§ **Your instructions**:
Every entry needs to appear again exactly as written below.
#### Given records ####
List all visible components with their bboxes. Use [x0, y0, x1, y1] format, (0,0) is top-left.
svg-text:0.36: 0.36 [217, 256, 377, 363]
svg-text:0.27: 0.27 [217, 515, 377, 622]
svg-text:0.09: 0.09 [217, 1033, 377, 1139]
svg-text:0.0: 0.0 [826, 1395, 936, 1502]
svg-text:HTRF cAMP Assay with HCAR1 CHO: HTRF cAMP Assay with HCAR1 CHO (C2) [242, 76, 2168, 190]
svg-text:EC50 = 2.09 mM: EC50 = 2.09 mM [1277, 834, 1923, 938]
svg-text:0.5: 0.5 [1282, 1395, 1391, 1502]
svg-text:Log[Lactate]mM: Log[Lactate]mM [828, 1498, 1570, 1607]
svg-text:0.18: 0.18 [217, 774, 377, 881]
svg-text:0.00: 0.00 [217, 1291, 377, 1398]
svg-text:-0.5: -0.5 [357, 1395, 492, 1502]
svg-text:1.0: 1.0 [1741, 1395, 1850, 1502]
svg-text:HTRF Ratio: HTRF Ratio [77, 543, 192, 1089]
####
§ **Result**:
List all visible components with their bboxes. Use [x0, y0, x1, y1] format, (0,0) is top-left.
svg-text:0.36: 0.36 [217, 256, 377, 363]
svg-text:0.27: 0.27 [217, 515, 377, 622]
svg-text:0.09: 0.09 [217, 1033, 377, 1139]
svg-text:0.0: 0.0 [826, 1395, 936, 1502]
svg-text:HTRF cAMP Assay with HCAR1 CHO: HTRF cAMP Assay with HCAR1 CHO (C2) [242, 76, 2168, 190]
svg-text:EC50 = 2.09 mM: EC50 = 2.09 mM [1277, 834, 1923, 938]
svg-text:0.5: 0.5 [1282, 1395, 1391, 1502]
svg-text:Log[Lactate]mM: Log[Lactate]mM [828, 1498, 1570, 1607]
svg-text:0.18: 0.18 [217, 774, 377, 881]
svg-text:0.00: 0.00 [217, 1291, 377, 1398]
svg-text:-0.5: -0.5 [357, 1395, 492, 1502]
svg-text:1.0: 1.0 [1741, 1395, 1850, 1502]
svg-text:HTRF Ratio: HTRF Ratio [77, 543, 192, 1089]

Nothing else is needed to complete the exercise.